• _Written exercise_
Write out the listing below in full and exactly, leaving out every picture.

• _Extracted information_
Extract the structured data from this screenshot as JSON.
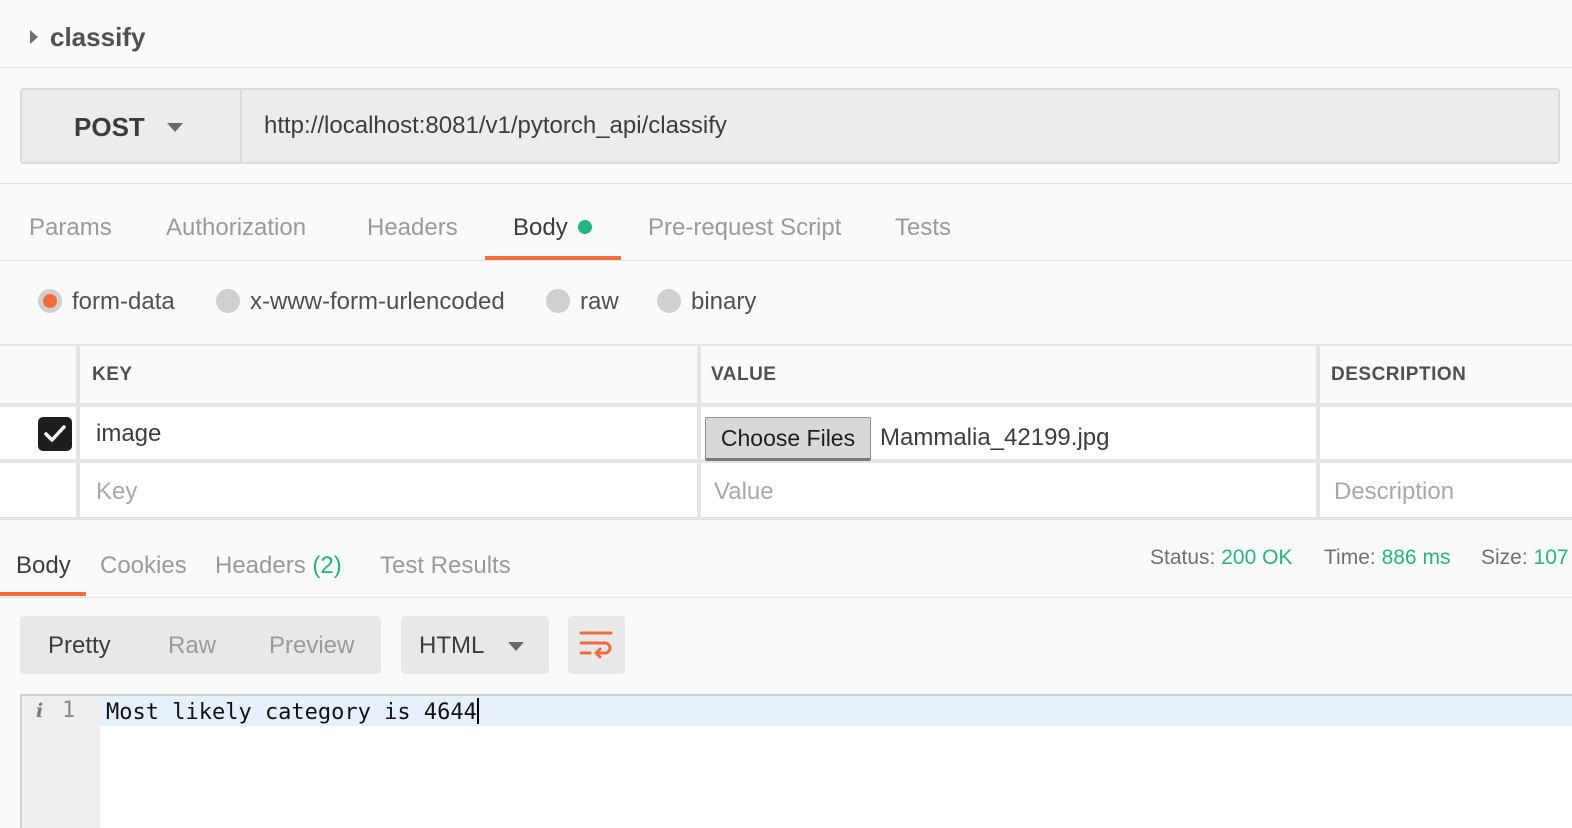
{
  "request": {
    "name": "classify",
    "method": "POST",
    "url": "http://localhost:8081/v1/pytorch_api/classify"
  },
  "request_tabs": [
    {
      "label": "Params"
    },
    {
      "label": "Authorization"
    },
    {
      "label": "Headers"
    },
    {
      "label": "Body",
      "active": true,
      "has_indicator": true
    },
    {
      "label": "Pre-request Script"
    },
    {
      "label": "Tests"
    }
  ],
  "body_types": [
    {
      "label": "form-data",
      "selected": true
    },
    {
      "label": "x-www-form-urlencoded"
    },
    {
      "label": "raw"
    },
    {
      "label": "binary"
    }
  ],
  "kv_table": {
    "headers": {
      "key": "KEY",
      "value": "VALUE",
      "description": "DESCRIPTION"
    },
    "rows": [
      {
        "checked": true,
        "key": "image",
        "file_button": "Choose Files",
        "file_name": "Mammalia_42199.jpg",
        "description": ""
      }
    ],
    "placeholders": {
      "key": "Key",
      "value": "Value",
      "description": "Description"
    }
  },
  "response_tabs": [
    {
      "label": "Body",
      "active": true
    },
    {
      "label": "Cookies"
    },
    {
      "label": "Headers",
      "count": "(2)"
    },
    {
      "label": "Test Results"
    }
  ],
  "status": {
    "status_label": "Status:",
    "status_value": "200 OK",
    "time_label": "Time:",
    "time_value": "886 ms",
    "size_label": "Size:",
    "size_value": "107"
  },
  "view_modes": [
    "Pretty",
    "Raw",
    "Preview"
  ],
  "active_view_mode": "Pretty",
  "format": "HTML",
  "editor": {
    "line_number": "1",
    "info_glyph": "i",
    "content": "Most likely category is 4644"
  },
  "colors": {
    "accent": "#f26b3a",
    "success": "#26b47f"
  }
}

• _Result of this task_
Extract the structured data from this screenshot as JSON.
{
  "request": {
    "name": "classify",
    "method": "POST",
    "url": "http://localhost:8081/v1/pytorch_api/classify"
  },
  "request_tabs": [
    {
      "label": "Params"
    },
    {
      "label": "Authorization"
    },
    {
      "label": "Headers"
    },
    {
      "label": "Body",
      "active": true,
      "has_indicator": true
    },
    {
      "label": "Pre-request Script"
    },
    {
      "label": "Tests"
    }
  ],
  "body_types": [
    {
      "label": "form-data",
      "selected": true
    },
    {
      "label": "x-www-form-urlencoded"
    },
    {
      "label": "raw"
    },
    {
      "label": "binary"
    }
  ],
  "kv_table": {
    "headers": {
      "key": "KEY",
      "value": "VALUE",
      "description": "DESCRIPTION"
    },
    "rows": [
      {
        "checked": true,
        "key": "image",
        "file_button": "Choose Files",
        "file_name": "Mammalia_42199.jpg",
        "description": ""
      }
    ],
    "placeholders": {
      "key": "Key",
      "value": "Value",
      "description": "Description"
    }
  },
  "response_tabs": [
    {
      "label": "Body",
      "active": true
    },
    {
      "label": "Cookies"
    },
    {
      "label": "Headers",
      "count": "(2)"
    },
    {
      "label": "Test Results"
    }
  ],
  "status": {
    "status_label": "Status:",
    "status_value": "200 OK",
    "time_label": "Time:",
    "time_value": "886 ms",
    "size_label": "Size:",
    "size_value": "107"
  },
  "view_modes": [
    "Pretty",
    "Raw",
    "Preview"
  ],
  "active_view_mode": "Pretty",
  "format": "HTML",
  "editor": {
    "line_number": "1",
    "info_glyph": "i",
    "content": "Most likely category is 4644"
  },
  "colors": {
    "accent": "#f26b3a",
    "success": "#26b47f"
  }
}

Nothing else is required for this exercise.